■ Written instruction ■
Copy the data below exactly, omitting any picture it contains.

■ Records supplied ■
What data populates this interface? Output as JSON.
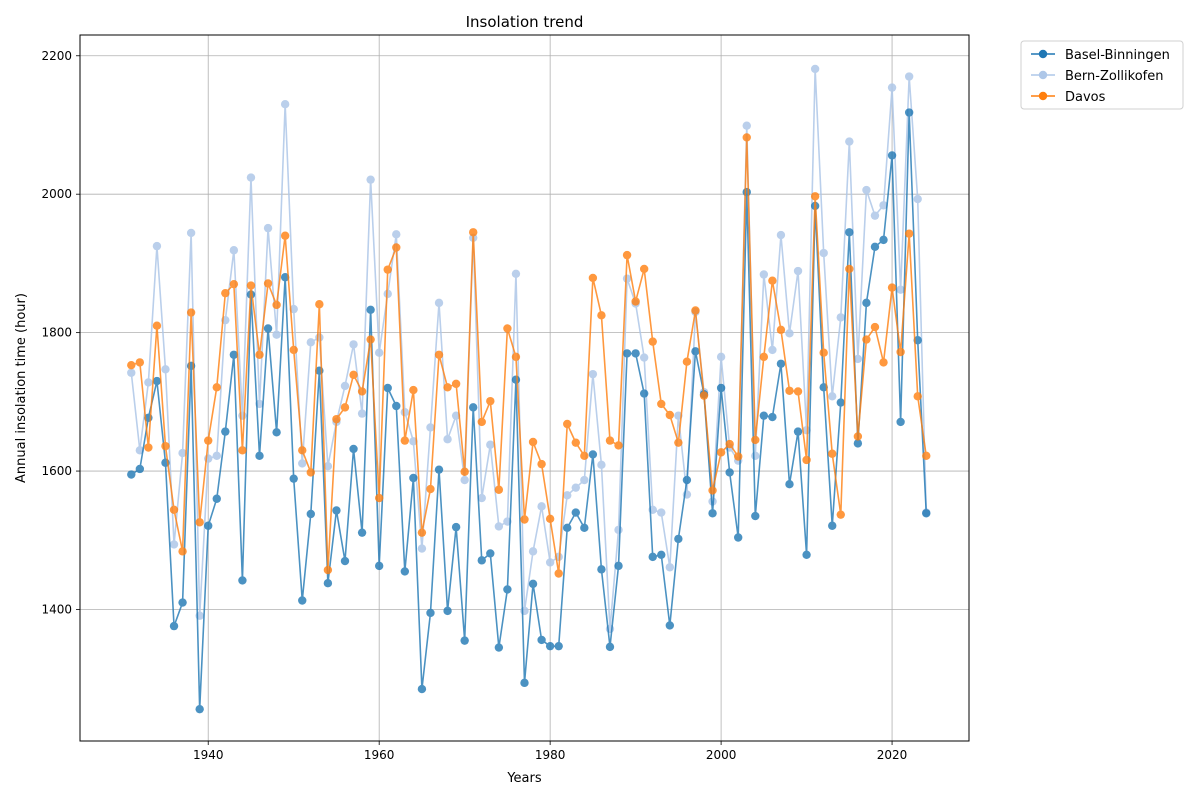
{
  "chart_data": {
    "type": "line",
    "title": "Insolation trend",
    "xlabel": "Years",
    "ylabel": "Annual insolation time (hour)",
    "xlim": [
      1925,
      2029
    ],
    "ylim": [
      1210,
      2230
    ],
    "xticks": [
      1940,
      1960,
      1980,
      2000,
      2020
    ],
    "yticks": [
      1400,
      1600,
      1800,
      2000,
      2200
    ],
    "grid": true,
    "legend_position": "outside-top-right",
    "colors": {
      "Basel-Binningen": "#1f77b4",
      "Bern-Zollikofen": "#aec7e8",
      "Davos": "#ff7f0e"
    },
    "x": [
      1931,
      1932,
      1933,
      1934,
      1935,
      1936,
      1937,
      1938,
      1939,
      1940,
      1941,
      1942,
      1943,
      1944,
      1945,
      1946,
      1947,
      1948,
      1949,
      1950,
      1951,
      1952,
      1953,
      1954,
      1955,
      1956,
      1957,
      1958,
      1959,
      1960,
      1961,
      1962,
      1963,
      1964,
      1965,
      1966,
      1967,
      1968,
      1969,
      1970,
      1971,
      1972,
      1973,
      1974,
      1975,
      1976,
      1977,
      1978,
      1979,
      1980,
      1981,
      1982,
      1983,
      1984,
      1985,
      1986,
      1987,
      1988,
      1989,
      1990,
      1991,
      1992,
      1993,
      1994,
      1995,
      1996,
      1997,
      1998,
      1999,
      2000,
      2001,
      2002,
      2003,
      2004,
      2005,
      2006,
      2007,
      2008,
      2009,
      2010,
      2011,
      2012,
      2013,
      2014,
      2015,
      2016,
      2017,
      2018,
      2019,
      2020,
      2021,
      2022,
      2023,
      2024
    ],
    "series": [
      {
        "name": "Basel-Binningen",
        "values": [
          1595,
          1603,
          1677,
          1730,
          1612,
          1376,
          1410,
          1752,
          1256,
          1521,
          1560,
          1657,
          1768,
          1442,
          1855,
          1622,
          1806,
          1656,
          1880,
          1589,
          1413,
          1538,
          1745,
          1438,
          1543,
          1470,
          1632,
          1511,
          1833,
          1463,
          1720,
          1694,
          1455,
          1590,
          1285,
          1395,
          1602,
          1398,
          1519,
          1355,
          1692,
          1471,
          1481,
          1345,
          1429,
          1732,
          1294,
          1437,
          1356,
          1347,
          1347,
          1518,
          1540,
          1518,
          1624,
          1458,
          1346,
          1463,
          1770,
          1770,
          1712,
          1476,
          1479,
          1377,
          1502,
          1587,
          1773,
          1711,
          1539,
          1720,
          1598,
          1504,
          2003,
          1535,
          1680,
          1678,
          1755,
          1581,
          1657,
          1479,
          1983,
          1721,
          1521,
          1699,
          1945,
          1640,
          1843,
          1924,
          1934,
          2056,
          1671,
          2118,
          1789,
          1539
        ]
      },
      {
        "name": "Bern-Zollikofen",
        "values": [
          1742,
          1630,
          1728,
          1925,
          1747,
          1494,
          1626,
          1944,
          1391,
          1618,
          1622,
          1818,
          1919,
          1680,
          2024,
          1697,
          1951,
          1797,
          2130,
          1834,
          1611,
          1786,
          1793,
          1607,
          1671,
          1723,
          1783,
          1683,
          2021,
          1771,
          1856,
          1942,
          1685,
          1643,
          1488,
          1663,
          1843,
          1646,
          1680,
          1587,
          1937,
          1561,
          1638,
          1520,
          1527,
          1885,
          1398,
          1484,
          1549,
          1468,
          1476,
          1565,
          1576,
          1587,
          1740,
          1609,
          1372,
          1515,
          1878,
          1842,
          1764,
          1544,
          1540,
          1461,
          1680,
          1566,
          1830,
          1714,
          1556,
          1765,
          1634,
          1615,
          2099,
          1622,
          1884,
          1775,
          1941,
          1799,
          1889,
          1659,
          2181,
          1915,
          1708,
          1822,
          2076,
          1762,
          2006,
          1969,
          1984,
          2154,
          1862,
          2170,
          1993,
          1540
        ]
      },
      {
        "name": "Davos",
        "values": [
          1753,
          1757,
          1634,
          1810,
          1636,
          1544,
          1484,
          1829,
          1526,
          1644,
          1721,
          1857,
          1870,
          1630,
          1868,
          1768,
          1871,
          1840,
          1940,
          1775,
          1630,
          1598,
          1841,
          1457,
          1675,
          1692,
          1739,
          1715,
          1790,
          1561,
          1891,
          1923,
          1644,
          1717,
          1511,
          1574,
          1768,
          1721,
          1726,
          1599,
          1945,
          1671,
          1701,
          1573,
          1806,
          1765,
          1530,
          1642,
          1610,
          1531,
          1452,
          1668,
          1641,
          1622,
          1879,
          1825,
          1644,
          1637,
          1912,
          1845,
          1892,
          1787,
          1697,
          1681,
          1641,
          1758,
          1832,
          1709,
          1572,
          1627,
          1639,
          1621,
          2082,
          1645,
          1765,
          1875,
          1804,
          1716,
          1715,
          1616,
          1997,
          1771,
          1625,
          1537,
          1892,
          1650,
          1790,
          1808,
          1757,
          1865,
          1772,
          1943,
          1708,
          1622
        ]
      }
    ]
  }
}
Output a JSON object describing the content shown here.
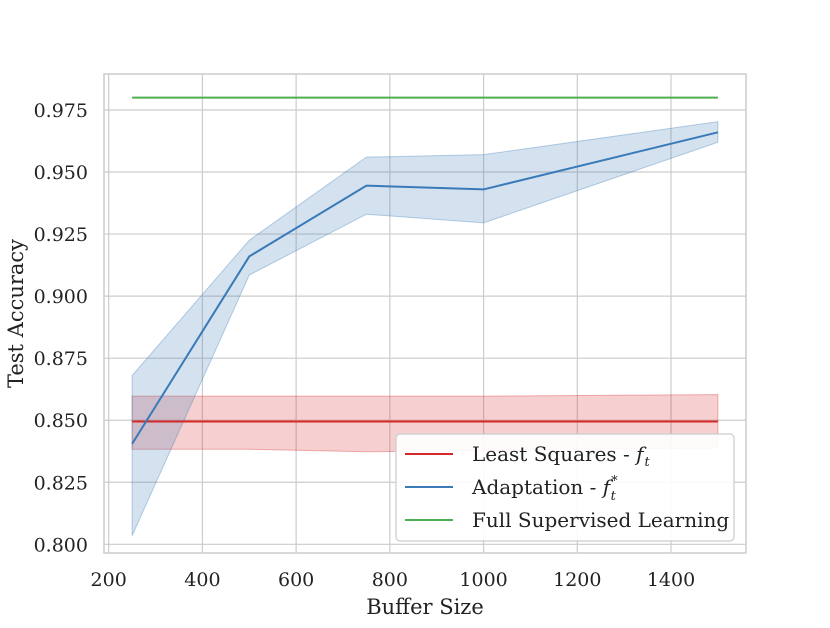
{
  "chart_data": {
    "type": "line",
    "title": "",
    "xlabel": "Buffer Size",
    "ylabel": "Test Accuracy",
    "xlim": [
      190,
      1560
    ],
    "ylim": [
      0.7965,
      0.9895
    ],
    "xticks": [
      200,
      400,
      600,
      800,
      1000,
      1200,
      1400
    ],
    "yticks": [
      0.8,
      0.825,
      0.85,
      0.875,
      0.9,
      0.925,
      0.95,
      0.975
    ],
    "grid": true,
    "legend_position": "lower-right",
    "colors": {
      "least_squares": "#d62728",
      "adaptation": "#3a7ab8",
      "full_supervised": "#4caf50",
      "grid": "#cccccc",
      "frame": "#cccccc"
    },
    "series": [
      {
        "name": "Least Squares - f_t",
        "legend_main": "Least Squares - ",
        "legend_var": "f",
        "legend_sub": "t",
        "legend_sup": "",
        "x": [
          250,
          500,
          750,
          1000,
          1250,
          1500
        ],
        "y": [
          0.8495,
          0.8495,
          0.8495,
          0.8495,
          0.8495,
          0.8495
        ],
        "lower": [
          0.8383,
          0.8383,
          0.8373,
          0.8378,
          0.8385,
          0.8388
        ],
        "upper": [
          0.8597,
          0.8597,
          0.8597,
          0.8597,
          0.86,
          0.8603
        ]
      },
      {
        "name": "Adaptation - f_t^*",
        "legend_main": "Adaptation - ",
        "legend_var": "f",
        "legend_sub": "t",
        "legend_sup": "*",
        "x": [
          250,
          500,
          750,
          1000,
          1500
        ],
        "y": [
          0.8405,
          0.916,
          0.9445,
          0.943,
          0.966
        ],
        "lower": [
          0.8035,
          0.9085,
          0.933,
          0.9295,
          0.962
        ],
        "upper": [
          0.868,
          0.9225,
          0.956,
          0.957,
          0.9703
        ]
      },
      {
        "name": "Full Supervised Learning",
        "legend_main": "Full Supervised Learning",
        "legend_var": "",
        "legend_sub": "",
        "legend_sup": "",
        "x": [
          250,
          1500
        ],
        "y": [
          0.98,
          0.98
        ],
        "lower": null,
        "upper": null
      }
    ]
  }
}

■ The completed task ■
What data populates this interface? Output as JSON.
{
  "chart_data": {
    "type": "line",
    "title": "Insolation trend",
    "xlabel": "Years",
    "ylabel": "Annual insolation time (hour)",
    "xlim": [
      1925,
      2029
    ],
    "ylim": [
      1210,
      2230
    ],
    "xticks": [
      1940,
      1960,
      1980,
      2000,
      2020
    ],
    "yticks": [
      1400,
      1600,
      1800,
      2000,
      2200
    ],
    "grid": true,
    "legend_position": "outside-top-right",
    "colors": {
      "Basel-Binningen": "#1f77b4",
      "Bern-Zollikofen": "#aec7e8",
      "Davos": "#ff7f0e"
    },
    "x": [
      1931,
      1932,
      1933,
      1934,
      1935,
      1936,
      1937,
      1938,
      1939,
      1940,
      1941,
      1942,
      1943,
      1944,
      1945,
      1946,
      1947,
      1948,
      1949,
      1950,
      1951,
      1952,
      1953,
      1954,
      1955,
      1956,
      1957,
      1958,
      1959,
      1960,
      1961,
      1962,
      1963,
      1964,
      1965,
      1966,
      1967,
      1968,
      1969,
      1970,
      1971,
      1972,
      1973,
      1974,
      1975,
      1976,
      1977,
      1978,
      1979,
      1980,
      1981,
      1982,
      1983,
      1984,
      1985,
      1986,
      1987,
      1988,
      1989,
      1990,
      1991,
      1992,
      1993,
      1994,
      1995,
      1996,
      1997,
      1998,
      1999,
      2000,
      2001,
      2002,
      2003,
      2004,
      2005,
      2006,
      2007,
      2008,
      2009,
      2010,
      2011,
      2012,
      2013,
      2014,
      2015,
      2016,
      2017,
      2018,
      2019,
      2020,
      2021,
      2022,
      2023,
      2024
    ],
    "series": [
      {
        "name": "Basel-Binningen",
        "values": [
          1595,
          1603,
          1677,
          1730,
          1612,
          1376,
          1410,
          1752,
          1256,
          1521,
          1560,
          1657,
          1768,
          1442,
          1855,
          1622,
          1806,
          1656,
          1880,
          1589,
          1413,
          1538,
          1745,
          1438,
          1543,
          1470,
          1632,
          1511,
          1833,
          1463,
          1720,
          1694,
          1455,
          1590,
          1285,
          1395,
          1602,
          1398,
          1519,
          1355,
          1692,
          1471,
          1481,
          1345,
          1429,
          1732,
          1294,
          1437,
          1356,
          1347,
          1347,
          1518,
          1540,
          1518,
          1624,
          1458,
          1346,
          1463,
          1770,
          1770,
          1712,
          1476,
          1479,
          1377,
          1502,
          1587,
          1773,
          1711,
          1539,
          1720,
          1598,
          1504,
          2003,
          1535,
          1680,
          1678,
          1755,
          1581,
          1657,
          1479,
          1983,
          1721,
          1521,
          1699,
          1945,
          1640,
          1843,
          1924,
          1934,
          2056,
          1671,
          2118,
          1789,
          1539
        ]
      },
      {
        "name": "Bern-Zollikofen",
        "values": [
          1742,
          1630,
          1728,
          1925,
          1747,
          1494,
          1626,
          1944,
          1391,
          1618,
          1622,
          1818,
          1919,
          1680,
          2024,
          1697,
          1951,
          1797,
          2130,
          1834,
          1611,
          1786,
          1793,
          1607,
          1671,
          1723,
          1783,
          1683,
          2021,
          1771,
          1856,
          1942,
          1685,
          1643,
          1488,
          1663,
          1843,
          1646,
          1680,
          1587,
          1937,
          1561,
          1638,
          1520,
          1527,
          1885,
          1398,
          1484,
          1549,
          1468,
          1476,
          1565,
          1576,
          1587,
          1740,
          1609,
          1372,
          1515,
          1878,
          1842,
          1764,
          1544,
          1540,
          1461,
          1680,
          1566,
          1830,
          1714,
          1556,
          1765,
          1634,
          1615,
          2099,
          1622,
          1884,
          1775,
          1941,
          1799,
          1889,
          1659,
          2181,
          1915,
          1708,
          1822,
          2076,
          1762,
          2006,
          1969,
          1984,
          2154,
          1862,
          2170,
          1993,
          1540
        ]
      },
      {
        "name": "Davos",
        "values": [
          1753,
          1757,
          1634,
          1810,
          1636,
          1544,
          1484,
          1829,
          1526,
          1644,
          1721,
          1857,
          1870,
          1630,
          1868,
          1768,
          1871,
          1840,
          1940,
          1775,
          1630,
          1598,
          1841,
          1457,
          1675,
          1692,
          1739,
          1715,
          1790,
          1561,
          1891,
          1923,
          1644,
          1717,
          1511,
          1574,
          1768,
          1721,
          1726,
          1599,
          1945,
          1671,
          1701,
          1573,
          1806,
          1765,
          1530,
          1642,
          1610,
          1531,
          1452,
          1668,
          1641,
          1622,
          1879,
          1825,
          1644,
          1637,
          1912,
          1845,
          1892,
          1787,
          1697,
          1681,
          1641,
          1758,
          1832,
          1709,
          1572,
          1627,
          1639,
          1621,
          2082,
          1645,
          1765,
          1875,
          1804,
          1716,
          1715,
          1616,
          1997,
          1771,
          1625,
          1537,
          1892,
          1650,
          1790,
          1808,
          1757,
          1865,
          1772,
          1943,
          1708,
          1622
        ]
      }
    ]
  }
}
Output a JSON object describing the content shown here.
{
  "chart_data": {
    "type": "line",
    "title": "",
    "xlabel": "Buffer Size",
    "ylabel": "Test Accuracy",
    "xlim": [
      190,
      1560
    ],
    "ylim": [
      0.7965,
      0.9895
    ],
    "xticks": [
      200,
      400,
      600,
      800,
      1000,
      1200,
      1400
    ],
    "yticks": [
      0.8,
      0.825,
      0.85,
      0.875,
      0.9,
      0.925,
      0.95,
      0.975
    ],
    "grid": true,
    "legend_position": "lower-right",
    "colors": {
      "least_squares": "#d62728",
      "adaptation": "#3a7ab8",
      "full_supervised": "#4caf50",
      "grid": "#cccccc",
      "frame": "#cccccc"
    },
    "series": [
      {
        "name": "Least Squares - f_t",
        "legend_main": "Least Squares - ",
        "legend_var": "f",
        "legend_sub": "t",
        "legend_sup": "",
        "x": [
          250,
          500,
          750,
          1000,
          1250,
          1500
        ],
        "y": [
          0.8495,
          0.8495,
          0.8495,
          0.8495,
          0.8495,
          0.8495
        ],
        "lower": [
          0.8383,
          0.8383,
          0.8373,
          0.8378,
          0.8385,
          0.8388
        ],
        "upper": [
          0.8597,
          0.8597,
          0.8597,
          0.8597,
          0.86,
          0.8603
        ]
      },
      {
        "name": "Adaptation - f_t^*",
        "legend_main": "Adaptation - ",
        "legend_var": "f",
        "legend_sub": "t",
        "legend_sup": "*",
        "x": [
          250,
          500,
          750,
          1000,
          1500
        ],
        "y": [
          0.8405,
          0.916,
          0.9445,
          0.943,
          0.966
        ],
        "lower": [
          0.8035,
          0.9085,
          0.933,
          0.9295,
          0.962
        ],
        "upper": [
          0.868,
          0.9225,
          0.956,
          0.957,
          0.9703
        ]
      },
      {
        "name": "Full Supervised Learning",
        "legend_main": "Full Supervised Learning",
        "legend_var": "",
        "legend_sub": "",
        "legend_sup": "",
        "x": [
          250,
          1500
        ],
        "y": [
          0.98,
          0.98
        ],
        "lower": null,
        "upper": null
      }
    ]
  }
}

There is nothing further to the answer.